- [Task statement]: Reproduce every entry exactly as shown.

● ● ●

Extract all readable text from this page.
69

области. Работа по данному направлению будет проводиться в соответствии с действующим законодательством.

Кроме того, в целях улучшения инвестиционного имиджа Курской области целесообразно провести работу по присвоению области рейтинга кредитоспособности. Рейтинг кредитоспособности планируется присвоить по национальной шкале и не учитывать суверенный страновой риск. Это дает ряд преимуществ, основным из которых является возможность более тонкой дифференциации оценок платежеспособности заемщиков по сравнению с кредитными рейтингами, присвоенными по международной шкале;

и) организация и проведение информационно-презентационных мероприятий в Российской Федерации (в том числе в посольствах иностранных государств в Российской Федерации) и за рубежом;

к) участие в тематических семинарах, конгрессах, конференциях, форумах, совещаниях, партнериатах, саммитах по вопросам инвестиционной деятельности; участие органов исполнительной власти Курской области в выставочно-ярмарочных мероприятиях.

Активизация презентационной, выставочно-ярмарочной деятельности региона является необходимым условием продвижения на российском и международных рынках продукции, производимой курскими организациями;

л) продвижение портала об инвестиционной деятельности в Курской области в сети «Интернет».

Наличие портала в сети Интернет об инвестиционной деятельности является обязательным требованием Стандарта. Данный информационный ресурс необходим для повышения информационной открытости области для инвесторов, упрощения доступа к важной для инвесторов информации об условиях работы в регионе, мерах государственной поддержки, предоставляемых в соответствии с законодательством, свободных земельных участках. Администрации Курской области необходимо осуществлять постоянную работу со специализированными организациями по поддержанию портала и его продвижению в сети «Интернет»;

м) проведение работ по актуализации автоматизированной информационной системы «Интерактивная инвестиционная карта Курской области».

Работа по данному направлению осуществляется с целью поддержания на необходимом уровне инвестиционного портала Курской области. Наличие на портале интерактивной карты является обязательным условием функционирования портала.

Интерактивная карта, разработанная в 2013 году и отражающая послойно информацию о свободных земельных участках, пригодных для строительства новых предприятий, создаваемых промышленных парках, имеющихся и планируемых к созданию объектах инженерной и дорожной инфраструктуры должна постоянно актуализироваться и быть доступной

● ● ●

- [Exercise response]:
Extract all readable text from this page.
69

области. Работа по данному направлению будет проводиться в соответствии с действующим законодательством.

Кроме того, в целях улучшения инвестиционного имиджа Курской области целесообразно провести работу по присвоению области рейтинга кредитоспособности. Рейтинг кредитоспособности планируется присвоить по национальной шкале и не учитывать суверенный страновой риск. Это дает ряд преимуществ, основным из которых является возможность более тонкой дифференциации оценок платежеспособности заемщиков по сравнению с кредитными рейтингами, присвоенными по международной шкале;

и) организация и проведение информационно-презентационных мероприятий в Российской Федерации (в том числе в посольствах иностранных государств в Российской Федерации) и за рубежом;

к) участие в тематических семинарах, конгрессах, конференциях, форумах, совещаниях, партнериатах, саммитах по вопросам инвестиционной деятельности; участие органов исполнительной власти Курской области в выставочно-ярмарочных мероприятиях.

Активизация презентационной, выставочно-ярмарочной деятельности региона является необходимым условием продвижения на российском и международных рынках продукции, производимой курскими организациями;

л) продвижение портала об инвестиционной деятельности в Курской области в сети «Интернет».

Наличие портала в сети Интернет об инвестиционной деятельности является обязательным требованием Стандарта. Данный информационный ресурс необходим для повышения информационной открытости области для инвесторов, упрощения доступа к важной для инвесторов информации об условиях работы в регионе, мерах государственной поддержки, предоставляемых в соответствии с законодательством, свободных земельных участках. Администрации Курской области необходимо осуществлять постоянную работу со специализированными организациями по поддержанию портала и его продвижению в сети «Интернет»;

м) проведение работ по актуализации автоматизированной информационной системы «Интерактивная инвестиционная карта Курской области».

Работа по данному направлению осуществляется с целью поддержания на необходимом уровне инвестиционного портала Курской области. Наличие на портале интерактивной карты является обязательным условием функционирования портала.

Интерактивная карта, разработанная в 2013 году и отражающая послойно информацию о свободных земельных участках, пригодных для строительства новых предприятий, создаваемых промышленных парках, имеющихся и планируемых к созданию объектах инженерной и дорожной инфраструктуры должна постоянно актуализироваться и быть доступной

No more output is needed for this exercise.